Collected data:
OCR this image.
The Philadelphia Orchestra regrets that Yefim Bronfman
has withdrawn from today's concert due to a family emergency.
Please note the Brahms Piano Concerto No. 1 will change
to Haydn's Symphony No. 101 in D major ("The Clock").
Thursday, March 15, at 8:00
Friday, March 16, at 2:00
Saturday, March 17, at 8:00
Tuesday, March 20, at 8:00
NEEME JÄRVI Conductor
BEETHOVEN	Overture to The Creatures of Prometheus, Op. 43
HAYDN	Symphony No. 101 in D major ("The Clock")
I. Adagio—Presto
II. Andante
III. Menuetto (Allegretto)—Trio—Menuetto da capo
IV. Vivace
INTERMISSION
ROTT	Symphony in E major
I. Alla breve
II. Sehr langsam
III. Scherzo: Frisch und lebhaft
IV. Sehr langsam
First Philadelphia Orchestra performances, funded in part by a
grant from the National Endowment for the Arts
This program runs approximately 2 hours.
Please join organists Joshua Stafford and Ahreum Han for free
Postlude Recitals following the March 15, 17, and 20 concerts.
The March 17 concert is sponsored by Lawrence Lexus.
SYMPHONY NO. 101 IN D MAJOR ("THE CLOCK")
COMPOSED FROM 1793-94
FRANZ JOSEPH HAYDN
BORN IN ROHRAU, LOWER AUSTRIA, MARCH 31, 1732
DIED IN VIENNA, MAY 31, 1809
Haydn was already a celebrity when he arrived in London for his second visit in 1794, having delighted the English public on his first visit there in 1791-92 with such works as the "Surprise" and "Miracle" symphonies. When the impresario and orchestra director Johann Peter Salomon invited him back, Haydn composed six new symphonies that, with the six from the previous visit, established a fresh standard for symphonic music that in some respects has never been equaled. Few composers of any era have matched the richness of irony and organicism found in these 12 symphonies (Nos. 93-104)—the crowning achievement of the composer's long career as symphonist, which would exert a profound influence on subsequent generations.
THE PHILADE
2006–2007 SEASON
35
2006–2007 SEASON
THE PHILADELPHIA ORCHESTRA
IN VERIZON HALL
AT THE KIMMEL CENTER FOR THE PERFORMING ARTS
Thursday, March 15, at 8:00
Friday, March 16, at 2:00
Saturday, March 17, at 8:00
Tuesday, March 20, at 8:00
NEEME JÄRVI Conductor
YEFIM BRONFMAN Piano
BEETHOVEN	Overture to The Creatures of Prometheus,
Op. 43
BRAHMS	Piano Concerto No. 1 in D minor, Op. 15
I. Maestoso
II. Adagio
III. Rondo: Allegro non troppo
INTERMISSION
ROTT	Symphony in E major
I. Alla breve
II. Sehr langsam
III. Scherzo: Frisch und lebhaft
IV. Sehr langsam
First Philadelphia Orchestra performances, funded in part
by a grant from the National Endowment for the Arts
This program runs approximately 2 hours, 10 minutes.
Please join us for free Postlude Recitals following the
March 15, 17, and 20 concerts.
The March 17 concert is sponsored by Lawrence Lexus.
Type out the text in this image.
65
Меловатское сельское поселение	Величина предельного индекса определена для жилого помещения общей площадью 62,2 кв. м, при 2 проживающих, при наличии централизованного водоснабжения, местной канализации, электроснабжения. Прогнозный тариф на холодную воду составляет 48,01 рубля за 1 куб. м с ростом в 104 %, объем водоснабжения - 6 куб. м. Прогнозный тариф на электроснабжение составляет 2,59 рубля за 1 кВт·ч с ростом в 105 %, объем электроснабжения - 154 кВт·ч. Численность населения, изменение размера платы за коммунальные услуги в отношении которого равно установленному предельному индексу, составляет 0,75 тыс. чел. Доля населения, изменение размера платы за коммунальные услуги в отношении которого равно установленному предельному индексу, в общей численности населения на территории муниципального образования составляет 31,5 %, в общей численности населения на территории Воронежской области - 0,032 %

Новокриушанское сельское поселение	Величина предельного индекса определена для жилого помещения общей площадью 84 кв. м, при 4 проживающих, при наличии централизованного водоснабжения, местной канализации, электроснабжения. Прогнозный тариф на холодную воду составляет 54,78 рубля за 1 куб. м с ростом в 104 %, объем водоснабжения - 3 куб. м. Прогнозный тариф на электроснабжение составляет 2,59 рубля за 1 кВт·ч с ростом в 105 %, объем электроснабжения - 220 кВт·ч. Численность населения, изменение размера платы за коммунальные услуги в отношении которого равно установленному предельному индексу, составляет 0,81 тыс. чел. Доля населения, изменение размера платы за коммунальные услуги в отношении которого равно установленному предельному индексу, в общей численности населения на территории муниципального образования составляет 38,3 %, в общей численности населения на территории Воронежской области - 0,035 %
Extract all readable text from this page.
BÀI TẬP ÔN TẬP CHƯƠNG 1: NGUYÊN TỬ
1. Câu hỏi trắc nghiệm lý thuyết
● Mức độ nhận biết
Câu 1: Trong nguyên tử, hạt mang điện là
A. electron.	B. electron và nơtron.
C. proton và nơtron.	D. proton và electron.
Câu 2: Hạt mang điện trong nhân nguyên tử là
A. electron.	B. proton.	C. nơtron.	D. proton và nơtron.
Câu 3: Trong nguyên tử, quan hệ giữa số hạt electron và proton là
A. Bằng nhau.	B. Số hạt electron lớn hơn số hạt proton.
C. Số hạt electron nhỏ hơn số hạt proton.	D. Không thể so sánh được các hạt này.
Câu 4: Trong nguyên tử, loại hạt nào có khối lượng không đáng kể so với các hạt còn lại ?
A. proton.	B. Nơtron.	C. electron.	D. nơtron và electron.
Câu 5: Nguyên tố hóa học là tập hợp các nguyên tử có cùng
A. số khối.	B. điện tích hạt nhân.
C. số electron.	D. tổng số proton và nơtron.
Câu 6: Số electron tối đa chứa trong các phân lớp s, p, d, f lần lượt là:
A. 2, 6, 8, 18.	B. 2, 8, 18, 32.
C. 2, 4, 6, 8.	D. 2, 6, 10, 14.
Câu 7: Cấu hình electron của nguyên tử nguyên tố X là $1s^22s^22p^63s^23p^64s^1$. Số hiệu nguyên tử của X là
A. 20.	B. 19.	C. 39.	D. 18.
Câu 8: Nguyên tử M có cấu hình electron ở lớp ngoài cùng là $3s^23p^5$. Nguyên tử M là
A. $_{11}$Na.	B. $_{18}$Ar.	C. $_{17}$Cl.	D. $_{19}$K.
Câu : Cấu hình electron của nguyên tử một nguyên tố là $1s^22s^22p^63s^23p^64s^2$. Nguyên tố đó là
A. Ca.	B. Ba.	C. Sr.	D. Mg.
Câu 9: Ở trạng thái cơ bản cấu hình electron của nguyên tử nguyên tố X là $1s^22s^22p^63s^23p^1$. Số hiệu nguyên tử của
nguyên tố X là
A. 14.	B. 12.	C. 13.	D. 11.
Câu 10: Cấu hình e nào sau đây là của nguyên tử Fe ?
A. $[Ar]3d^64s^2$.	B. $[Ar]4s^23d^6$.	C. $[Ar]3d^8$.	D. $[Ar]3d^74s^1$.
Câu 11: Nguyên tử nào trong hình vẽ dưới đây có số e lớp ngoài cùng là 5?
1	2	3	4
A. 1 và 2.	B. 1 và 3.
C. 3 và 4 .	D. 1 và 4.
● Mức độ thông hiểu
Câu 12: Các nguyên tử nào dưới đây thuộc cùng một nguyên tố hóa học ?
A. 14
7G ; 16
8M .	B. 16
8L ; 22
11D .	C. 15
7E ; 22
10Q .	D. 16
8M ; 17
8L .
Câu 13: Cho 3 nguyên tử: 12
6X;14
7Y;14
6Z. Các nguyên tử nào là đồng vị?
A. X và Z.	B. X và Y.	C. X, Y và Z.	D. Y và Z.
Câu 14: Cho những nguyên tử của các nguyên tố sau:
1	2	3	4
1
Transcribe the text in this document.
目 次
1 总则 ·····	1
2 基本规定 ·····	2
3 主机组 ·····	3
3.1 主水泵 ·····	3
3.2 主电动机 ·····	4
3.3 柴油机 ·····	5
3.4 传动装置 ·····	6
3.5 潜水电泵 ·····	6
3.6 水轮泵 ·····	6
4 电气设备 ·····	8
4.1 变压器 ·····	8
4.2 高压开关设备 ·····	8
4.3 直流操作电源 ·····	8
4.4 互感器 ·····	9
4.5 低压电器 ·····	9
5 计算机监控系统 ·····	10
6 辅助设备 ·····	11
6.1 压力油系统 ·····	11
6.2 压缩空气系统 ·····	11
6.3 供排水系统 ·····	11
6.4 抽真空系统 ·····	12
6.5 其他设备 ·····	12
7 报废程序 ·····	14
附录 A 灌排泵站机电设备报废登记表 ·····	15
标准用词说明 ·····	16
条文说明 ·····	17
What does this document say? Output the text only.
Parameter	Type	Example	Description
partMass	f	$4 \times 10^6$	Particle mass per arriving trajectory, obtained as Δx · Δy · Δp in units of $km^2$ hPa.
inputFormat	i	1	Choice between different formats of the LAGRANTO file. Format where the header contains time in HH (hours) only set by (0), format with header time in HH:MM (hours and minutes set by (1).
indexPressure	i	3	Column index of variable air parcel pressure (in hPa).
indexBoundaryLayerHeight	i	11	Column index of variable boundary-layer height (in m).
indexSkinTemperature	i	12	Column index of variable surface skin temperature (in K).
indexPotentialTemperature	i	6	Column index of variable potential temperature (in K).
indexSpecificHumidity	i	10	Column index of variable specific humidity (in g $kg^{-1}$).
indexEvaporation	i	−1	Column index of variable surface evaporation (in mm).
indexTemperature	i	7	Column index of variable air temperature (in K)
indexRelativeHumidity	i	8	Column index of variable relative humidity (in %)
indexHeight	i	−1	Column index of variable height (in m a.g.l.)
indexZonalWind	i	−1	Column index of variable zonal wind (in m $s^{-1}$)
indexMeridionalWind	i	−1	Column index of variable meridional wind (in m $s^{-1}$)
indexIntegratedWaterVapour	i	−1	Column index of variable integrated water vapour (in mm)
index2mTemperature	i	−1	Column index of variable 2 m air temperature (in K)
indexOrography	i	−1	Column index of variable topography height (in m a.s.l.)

DIRECTIVE =>
Sift through the entries and copy every line with "BEETHOVEN".

RESULT BELOW =>
BEETHOVEN	Overture to The Creatures of Prometheus, Op. 43
BEETHOVEN	Overture to The Creatures of Prometheus,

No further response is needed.